++++ Input records

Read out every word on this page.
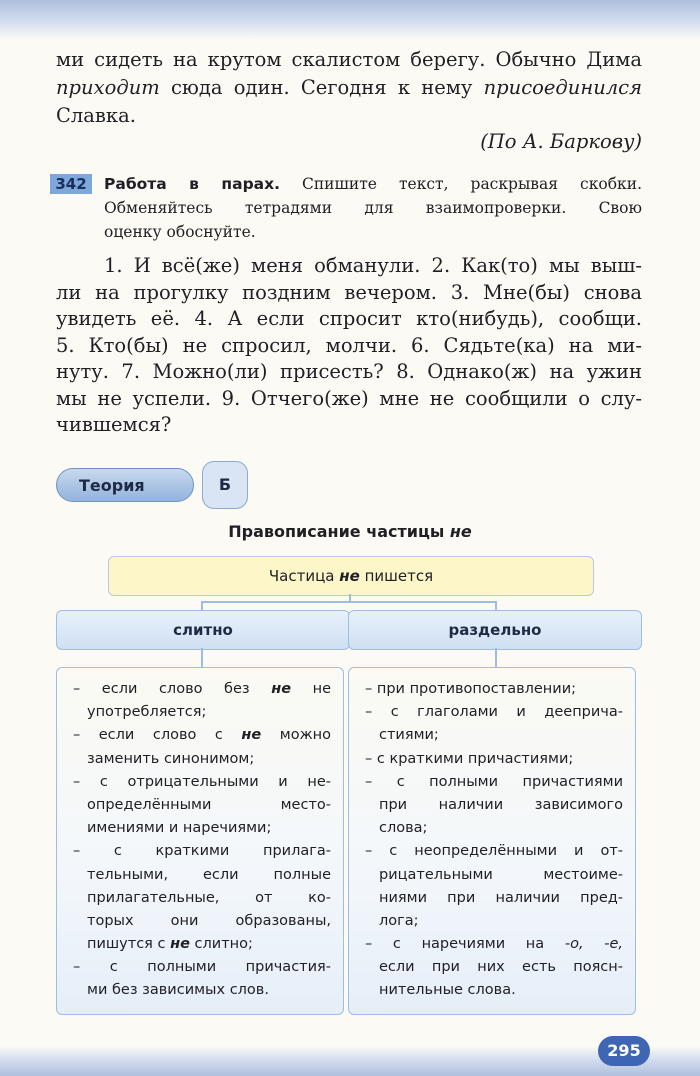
ми сидеть на крутом скалистом берегу. Обычно Дима
приходит сюда один. Сегодня к нему присоединился
Славка.
(По А. Баркову)
342	Работа в парах. Спишите текст, раскрывая скобки.
Обменяйтесь тетрадями для взаимопроверки. Свою
оценку обоснуйте.
1. И всё(же) меня обманули. 2. Как(то) мы выш-
ли на прогулку поздним вечером. 3. Мне(бы) снова
увидеть её. 4. А если спросит кто(нибудь), сообщи.
5. Кто(бы) не спросил, молчи. 6. Сядьте(ка) на ми-
нуту. 7. Можно(ли) присесть? 8. Однако(ж) на ужин
мы не успели. 9. Отчего(же) мне не сообщили о слу-
чившемся?
Теория	Б
Правописание частицы не
Частица не пишется
слитно	раздельно
– если слово без не не
употребляется;
– если слово с не можно
заменить синонимом;
– с отрицательными и не-
определёнными место-
имениями и наречиями;
– с краткими прилага-
тельными, если полные
прилагательные, от ко-
торых они образованы,
пишутся с не слитно;
– с полными причастия-
ми без зависимых слов.
– при противопоставлении;
– с глаголами и дееприча-
стиями;
– с краткими причастиями;
– с полными причастиями
при наличии зависимого
слова;
– с неопределёнными и от-
рицательными местоиме-
ниями при наличии пред-
лога;
– с наречиями на -о, -е,
если при них есть поясн-
нительные слова.
295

++++++++

Problem description:
Please transcribe the material above exactly as written. Leave the pictures out.

Complete output:
Read out every word on this page.
ми сидеть на крутом скалистом берегу. Обычно Дима
приходит сюда один. Сегодня к нему присоединился
Славка.
(По А. Баркову)
342	Работа в парах. Спишите текст, раскрывая скобки.
Обменяйтесь тетрадями для взаимопроверки. Свою
оценку обоснуйте.
1. И всё(же) меня обманули. 2. Как(то) мы выш-
ли на прогулку поздним вечером. 3. Мне(бы) снова
увидеть её. 4. А если спросит кто(нибудь), сообщи.
5. Кто(бы) не спросил, молчи. 6. Сядьте(ка) на ми-
нуту. 7. Можно(ли) присесть? 8. Однако(ж) на ужин
мы не успели. 9. Отчего(же) мне не сообщили о слу-
чившемся?
Теория	Б
Правописание частицы не
Частица не пишется
слитно	раздельно
– если слово без не не
употребляется;
– если слово с не можно
заменить синонимом;
– с отрицательными и не-
определёнными место-
имениями и наречиями;
– с краткими прилага-
тельными, если полные
прилагательные, от ко-
торых они образованы,
пишутся с не слитно;
– с полными причастия-
ми без зависимых слов.
– при противопоставлении;
– с глаголами и дееприча-
стиями;
– с краткими причастиями;
– с полными причастиями
при наличии зависимого
слова;
– с неопределёнными и от-
рицательными местоиме-
ниями при наличии пред-
лога;
– с наречиями на -о, -е,
если при них есть поясн-
нительные слова.
295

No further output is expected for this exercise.